■ Your goal: Write out every line of the records below word for word, leaving out the pictures.

◆ ◆ ◆ ◆ ◆ ◆ ◆

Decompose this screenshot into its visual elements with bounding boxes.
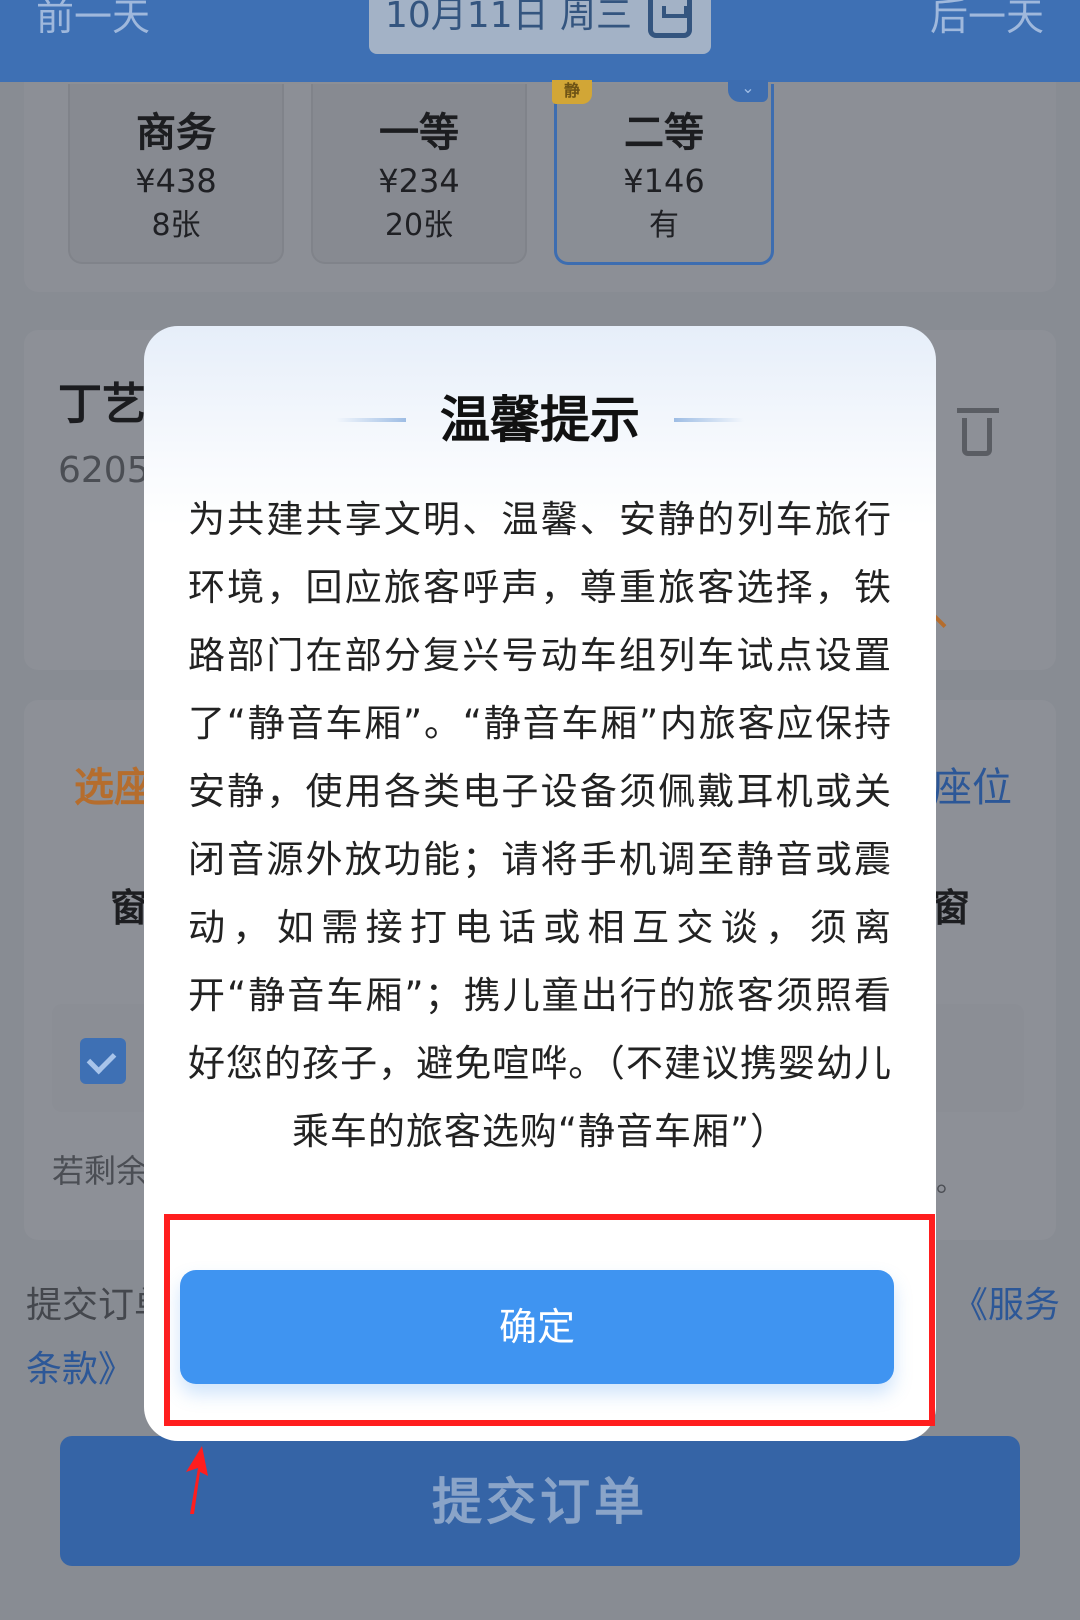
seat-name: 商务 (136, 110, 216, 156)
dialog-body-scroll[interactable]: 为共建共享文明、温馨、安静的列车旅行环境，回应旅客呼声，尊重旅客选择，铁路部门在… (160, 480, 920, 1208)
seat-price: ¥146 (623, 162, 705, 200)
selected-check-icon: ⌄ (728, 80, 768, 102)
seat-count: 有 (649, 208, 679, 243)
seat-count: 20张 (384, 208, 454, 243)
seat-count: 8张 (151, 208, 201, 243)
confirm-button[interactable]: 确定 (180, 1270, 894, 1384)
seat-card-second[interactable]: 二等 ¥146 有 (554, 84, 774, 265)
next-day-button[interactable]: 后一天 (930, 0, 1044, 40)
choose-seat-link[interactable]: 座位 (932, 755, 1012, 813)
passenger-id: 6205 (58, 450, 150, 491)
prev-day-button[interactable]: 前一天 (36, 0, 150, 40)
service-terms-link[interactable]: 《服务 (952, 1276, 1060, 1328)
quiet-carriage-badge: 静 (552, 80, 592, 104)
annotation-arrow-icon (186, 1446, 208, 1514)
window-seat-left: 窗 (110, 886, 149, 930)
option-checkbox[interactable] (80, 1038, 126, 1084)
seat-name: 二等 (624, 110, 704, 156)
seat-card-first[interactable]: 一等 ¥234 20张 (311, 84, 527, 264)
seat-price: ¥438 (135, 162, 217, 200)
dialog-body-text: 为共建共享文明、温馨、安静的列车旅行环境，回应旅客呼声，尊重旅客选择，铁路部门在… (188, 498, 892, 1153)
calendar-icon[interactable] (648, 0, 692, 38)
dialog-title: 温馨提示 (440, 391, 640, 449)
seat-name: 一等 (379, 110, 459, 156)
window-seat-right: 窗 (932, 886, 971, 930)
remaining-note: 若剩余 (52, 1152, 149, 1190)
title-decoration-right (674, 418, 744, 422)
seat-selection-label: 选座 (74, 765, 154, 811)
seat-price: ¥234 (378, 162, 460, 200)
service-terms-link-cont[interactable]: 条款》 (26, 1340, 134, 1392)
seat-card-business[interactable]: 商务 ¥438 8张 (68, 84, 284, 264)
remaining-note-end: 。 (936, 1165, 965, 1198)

◆ ◆ ◆ ◆ ◆ ◆ ◆

■ Solved exercise:
Decompose this screenshot into its visual elements with bounding boxes.
seat-name: 商务 (136, 110, 216, 156)
dialog-body-scroll[interactable]: 为共建共享文明、温馨、安静的列车旅行环境，回应旅客呼声，尊重旅客选择，铁路部门在… (160, 480, 920, 1208)
seat-price: ¥146 (623, 162, 705, 200)
selected-check-icon: ⌄ (728, 80, 768, 102)
seat-count: 有 (649, 208, 679, 243)
seat-count: 20张 (384, 208, 454, 243)
seat-count: 8张 (151, 208, 201, 243)
confirm-button[interactable]: 确定 (180, 1270, 894, 1384)
seat-card-second[interactable]: 二等 ¥146 有 (554, 84, 774, 265)
next-day-button[interactable]: 后一天 (930, 0, 1044, 40)
choose-seat-link[interactable]: 座位 (932, 755, 1012, 813)
passenger-id: 6205 (58, 450, 150, 491)
prev-day-button[interactable]: 前一天 (36, 0, 150, 40)
service-terms-link[interactable]: 《服务 (952, 1276, 1060, 1328)
quiet-carriage-badge: 静 (552, 80, 592, 104)
annotation-arrow-icon (186, 1446, 208, 1514)
window-seat-left: 窗 (110, 886, 149, 930)
option-checkbox[interactable] (80, 1038, 126, 1084)
seat-name: 二等 (624, 110, 704, 156)
seat-card-first[interactable]: 一等 ¥234 20张 (311, 84, 527, 264)
seat-price: ¥438 (135, 162, 217, 200)
dialog-body-text: 为共建共享文明、温馨、安静的列车旅行环境，回应旅客呼声，尊重旅客选择，铁路部门在… (188, 498, 892, 1153)
calendar-icon[interactable] (648, 0, 692, 38)
dialog-title: 温馨提示 (440, 391, 640, 449)
seat-name: 一等 (379, 110, 459, 156)
window-seat-right: 窗 (932, 886, 971, 930)
remaining-note: 若剩余 (52, 1152, 149, 1190)
title-decoration-right (674, 418, 744, 422)
seat-selection-label: 选座 (74, 765, 154, 811)
seat-price: ¥234 (378, 162, 460, 200)
service-terms-link-cont[interactable]: 条款》 (26, 1340, 134, 1392)
seat-card-business[interactable]: 商务 ¥438 8张 (68, 84, 284, 264)
remaining-note-end: 。 (936, 1165, 965, 1198)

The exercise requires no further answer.